
      The only thing I can reliable predict is the world will continue spinning all the ay round 24 hours a day and day will follow night.

  3. I find the predictions of doom and gloom if we were to leave the single market a little odd. Is it not the case that, not counting regulatory effects on medicines and livestock ( which have already been dealt with by side agreements), the only difference between being in and out is the effect of tariffs? Yes, of course, we woud have to abide by EU internal regulations as we do now and, indeed, as the US, China and other exporters to the EU have to.
    The average rate of tariffs on our exports to the EU would be 7.5%. We sell our goods, very largely priced in euros. Sterling has devalued by roughly 20% since the referendum. It seems to me that the average UK exporter to the EU will still be more competitive now than he would have been in 2016. Even allowing for the increased costs of raw materials due to the fall in the pound there should be no net impact on our exporters.
    So much doom and gloom; catasrophe and chaos; what have I missed?

    • the loss of all those euro jobs for our elected representatives for when the retire from parliament…….

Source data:
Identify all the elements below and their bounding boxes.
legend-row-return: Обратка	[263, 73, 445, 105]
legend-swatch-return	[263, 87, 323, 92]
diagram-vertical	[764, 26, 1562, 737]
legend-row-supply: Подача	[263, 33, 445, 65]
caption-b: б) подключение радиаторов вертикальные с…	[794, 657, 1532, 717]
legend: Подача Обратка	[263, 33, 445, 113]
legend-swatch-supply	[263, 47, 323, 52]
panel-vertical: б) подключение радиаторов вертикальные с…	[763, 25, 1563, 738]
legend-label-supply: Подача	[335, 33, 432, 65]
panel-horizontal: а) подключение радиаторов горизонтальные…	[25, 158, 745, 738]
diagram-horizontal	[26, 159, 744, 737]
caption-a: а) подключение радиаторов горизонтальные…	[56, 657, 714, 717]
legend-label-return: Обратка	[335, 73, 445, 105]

● **TASK 1**
Translate this sentence from the text about leaving the single market into Spanish: "Sterling has devalued by roughly 20% since the referendum."
● **TASK 2**
List every percentage and every year that appears in the text about leaving the single market.
Answer using only the text about leaving the single market, not the listing.

● **TASK ANSWER 1**
La libra esterlina se ha devaluado aproximadamente un 20 % desde el referéndum.

● **TASK ANSWER 2**
7.5%, 20%, 2016